§ **THE TASK**
Exactly as given, repeat all of the entries.

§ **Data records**
— START —
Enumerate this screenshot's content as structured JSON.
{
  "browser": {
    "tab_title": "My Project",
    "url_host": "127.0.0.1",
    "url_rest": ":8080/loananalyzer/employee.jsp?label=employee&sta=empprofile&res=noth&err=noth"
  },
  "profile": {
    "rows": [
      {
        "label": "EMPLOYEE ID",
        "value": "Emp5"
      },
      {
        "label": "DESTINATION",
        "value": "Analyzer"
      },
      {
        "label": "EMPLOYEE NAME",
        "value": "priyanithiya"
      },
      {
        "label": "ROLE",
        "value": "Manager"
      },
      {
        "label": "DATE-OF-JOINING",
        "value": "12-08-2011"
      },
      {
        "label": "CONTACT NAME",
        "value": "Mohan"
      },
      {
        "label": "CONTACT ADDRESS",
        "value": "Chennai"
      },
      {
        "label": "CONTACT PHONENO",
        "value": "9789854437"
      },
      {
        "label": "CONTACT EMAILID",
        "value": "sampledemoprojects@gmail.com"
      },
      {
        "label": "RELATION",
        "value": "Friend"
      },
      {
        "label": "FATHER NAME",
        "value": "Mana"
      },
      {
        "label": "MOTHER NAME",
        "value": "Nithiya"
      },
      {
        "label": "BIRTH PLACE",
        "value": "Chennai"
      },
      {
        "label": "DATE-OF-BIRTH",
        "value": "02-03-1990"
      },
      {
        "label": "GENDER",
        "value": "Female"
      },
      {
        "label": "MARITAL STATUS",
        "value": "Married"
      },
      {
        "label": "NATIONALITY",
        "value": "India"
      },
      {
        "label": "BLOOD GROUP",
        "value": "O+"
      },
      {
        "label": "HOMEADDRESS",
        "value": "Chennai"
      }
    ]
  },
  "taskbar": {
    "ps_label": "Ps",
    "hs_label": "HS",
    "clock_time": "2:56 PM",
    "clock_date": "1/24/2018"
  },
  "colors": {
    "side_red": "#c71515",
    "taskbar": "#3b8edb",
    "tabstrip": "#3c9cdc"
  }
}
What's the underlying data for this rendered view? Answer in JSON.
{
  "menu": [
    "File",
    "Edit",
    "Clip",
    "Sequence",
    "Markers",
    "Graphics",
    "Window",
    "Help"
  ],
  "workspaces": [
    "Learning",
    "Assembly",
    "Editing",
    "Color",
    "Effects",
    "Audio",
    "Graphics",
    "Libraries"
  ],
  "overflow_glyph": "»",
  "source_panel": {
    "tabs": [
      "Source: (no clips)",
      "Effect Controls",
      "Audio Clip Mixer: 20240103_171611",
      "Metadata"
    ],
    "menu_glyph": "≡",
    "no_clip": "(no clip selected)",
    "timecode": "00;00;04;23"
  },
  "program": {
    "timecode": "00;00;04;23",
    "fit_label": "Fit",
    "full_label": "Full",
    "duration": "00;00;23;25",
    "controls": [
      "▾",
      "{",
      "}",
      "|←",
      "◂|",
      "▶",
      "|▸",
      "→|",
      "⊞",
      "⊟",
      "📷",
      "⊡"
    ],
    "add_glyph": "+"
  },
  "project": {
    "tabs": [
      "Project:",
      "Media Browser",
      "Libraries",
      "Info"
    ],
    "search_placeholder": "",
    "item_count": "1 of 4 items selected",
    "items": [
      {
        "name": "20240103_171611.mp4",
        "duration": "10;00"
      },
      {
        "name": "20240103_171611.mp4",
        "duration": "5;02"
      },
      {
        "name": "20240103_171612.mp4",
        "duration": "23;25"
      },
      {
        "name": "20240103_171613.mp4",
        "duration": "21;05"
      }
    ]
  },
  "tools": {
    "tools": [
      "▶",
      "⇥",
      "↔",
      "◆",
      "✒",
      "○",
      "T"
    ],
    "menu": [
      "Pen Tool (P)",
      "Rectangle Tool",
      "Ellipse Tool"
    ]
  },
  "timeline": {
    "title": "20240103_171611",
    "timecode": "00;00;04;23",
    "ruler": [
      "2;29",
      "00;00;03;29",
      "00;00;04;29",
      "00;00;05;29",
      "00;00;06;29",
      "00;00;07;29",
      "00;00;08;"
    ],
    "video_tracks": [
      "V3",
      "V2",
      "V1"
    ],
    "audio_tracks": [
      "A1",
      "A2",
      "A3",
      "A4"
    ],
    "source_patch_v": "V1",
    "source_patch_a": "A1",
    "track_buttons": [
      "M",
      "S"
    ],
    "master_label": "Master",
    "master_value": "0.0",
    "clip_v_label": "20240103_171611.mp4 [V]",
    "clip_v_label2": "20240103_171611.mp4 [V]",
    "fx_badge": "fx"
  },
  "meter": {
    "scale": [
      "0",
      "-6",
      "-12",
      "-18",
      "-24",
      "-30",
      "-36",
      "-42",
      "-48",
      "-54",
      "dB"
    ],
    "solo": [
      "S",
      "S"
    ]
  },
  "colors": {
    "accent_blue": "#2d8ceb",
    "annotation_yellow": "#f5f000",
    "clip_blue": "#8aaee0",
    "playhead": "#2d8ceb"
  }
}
— END —
§ **RESPONSE FOR THIS EXERCISE**
Enumerate this screenshot's content as structured JSON.
{
  "browser": {
    "tab_title": "My Project",
    "url_host": "127.0.0.1",
    "url_rest": ":8080/loananalyzer/employee.jsp?label=employee&sta=empprofile&res=noth&err=noth"
  },
  "profile": {
    "rows": [
      {
        "label": "EMPLOYEE ID",
        "value": "Emp5"
      },
      {
        "label": "DESTINATION",
        "value": "Analyzer"
      },
      {
        "label": "EMPLOYEE NAME",
        "value": "priyanithiya"
      },
      {
        "label": "ROLE",
        "value": "Manager"
      },
      {
        "label": "DATE-OF-JOINING",
        "value": "12-08-2011"
      },
      {
        "label": "CONTACT NAME",
        "value": "Mohan"
      },
      {
        "label": "CONTACT ADDRESS",
        "value": "Chennai"
      },
      {
        "label": "CONTACT PHONENO",
        "value": "9789854437"
      },
      {
        "label": "CONTACT EMAILID",
        "value": "sampledemoprojects@gmail.com"
      },
      {
        "label": "RELATION",
        "value": "Friend"
      },
      {
        "label": "FATHER NAME",
        "value": "Mana"
      },
      {
        "label": "MOTHER NAME",
        "value": "Nithiya"
      },
      {
        "label": "BIRTH PLACE",
        "value": "Chennai"
      },
      {
        "label": "DATE-OF-BIRTH",
        "value": "02-03-1990"
      },
      {
        "label": "GENDER",
        "value": "Female"
      },
      {
        "label": "MARITAL STATUS",
        "value": "Married"
      },
      {
        "label": "NATIONALITY",
        "value": "India"
      },
      {
        "label": "BLOOD GROUP",
        "value": "O+"
      },
      {
        "label": "HOMEADDRESS",
        "value": "Chennai"
      }
    ]
  },
  "taskbar": {
    "ps_label": "Ps",
    "hs_label": "HS",
    "clock_time": "2:56 PM",
    "clock_date": "1/24/2018"
  },
  "colors": {
    "side_red": "#c71515",
    "taskbar": "#3b8edb",
    "tabstrip": "#3c9cdc"
  }
}
What's the underlying data for this rendered view? Answer in JSON.
{
  "menu": [
    "File",
    "Edit",
    "Clip",
    "Sequence",
    "Markers",
    "Graphics",
    "Window",
    "Help"
  ],
  "workspaces": [
    "Learning",
    "Assembly",
    "Editing",
    "Color",
    "Effects",
    "Audio",
    "Graphics",
    "Libraries"
  ],
  "overflow_glyph": "»",
  "source_panel": {
    "tabs": [
      "Source: (no clips)",
      "Effect Controls",
      "Audio Clip Mixer: 20240103_171611",
      "Metadata"
    ],
    "menu_glyph": "≡",
    "no_clip": "(no clip selected)",
    "timecode": "00;00;04;23"
  },
  "program": {
    "timecode": "00;00;04;23",
    "fit_label": "Fit",
    "full_label": "Full",
    "duration": "00;00;23;25",
    "controls": [
      "▾",
      "{",
      "}",
      "|←",
      "◂|",
      "▶",
      "|▸",
      "→|",
      "⊞",
      "⊟",
      "📷",
      "⊡"
    ],
    "add_glyph": "+"
  },
  "project": {
    "tabs": [
      "Project:",
      "Media Browser",
      "Libraries",
      "Info"
    ],
    "search_placeholder": "",
    "item_count": "1 of 4 items selected",
    "items": [
      {
        "name": "20240103_171611.mp4",
        "duration": "10;00"
      },
      {
        "name": "20240103_171611.mp4",
        "duration": "5;02"
      },
      {
        "name": "20240103_171612.mp4",
        "duration": "23;25"
      },
      {
        "name": "20240103_171613.mp4",
        "duration": "21;05"
      }
    ]
  },
  "tools": {
    "tools": [
      "▶",
      "⇥",
      "↔",
      "◆",
      "✒",
      "○",
      "T"
    ],
    "menu": [
      "Pen Tool (P)",
      "Rectangle Tool",
      "Ellipse Tool"
    ]
  },
  "timeline": {
    "title": "20240103_171611",
    "timecode": "00;00;04;23",
    "ruler": [
      "2;29",
      "00;00;03;29",
      "00;00;04;29",
      "00;00;05;29",
      "00;00;06;29",
      "00;00;07;29",
      "00;00;08;"
    ],
    "video_tracks": [
      "V3",
      "V2",
      "V1"
    ],
    "audio_tracks": [
      "A1",
      "A2",
      "A3",
      "A4"
    ],
    "source_patch_v": "V1",
    "source_patch_a": "A1",
    "track_buttons": [
      "M",
      "S"
    ],
    "master_label": "Master",
    "master_value": "0.0",
    "clip_v_label": "20240103_171611.mp4 [V]",
    "clip_v_label2": "20240103_171611.mp4 [V]",
    "fx_badge": "fx"
  },
  "meter": {
    "scale": [
      "0",
      "-6",
      "-12",
      "-18",
      "-24",
      "-30",
      "-36",
      "-42",
      "-48",
      "-54",
      "dB"
    ],
    "solo": [
      "S",
      "S"
    ]
  },
  "colors": {
    "accent_blue": "#2d8ceb",
    "annotation_yellow": "#f5f000",
    "clip_blue": "#8aaee0",
    "playhead": "#2d8ceb"
  }
}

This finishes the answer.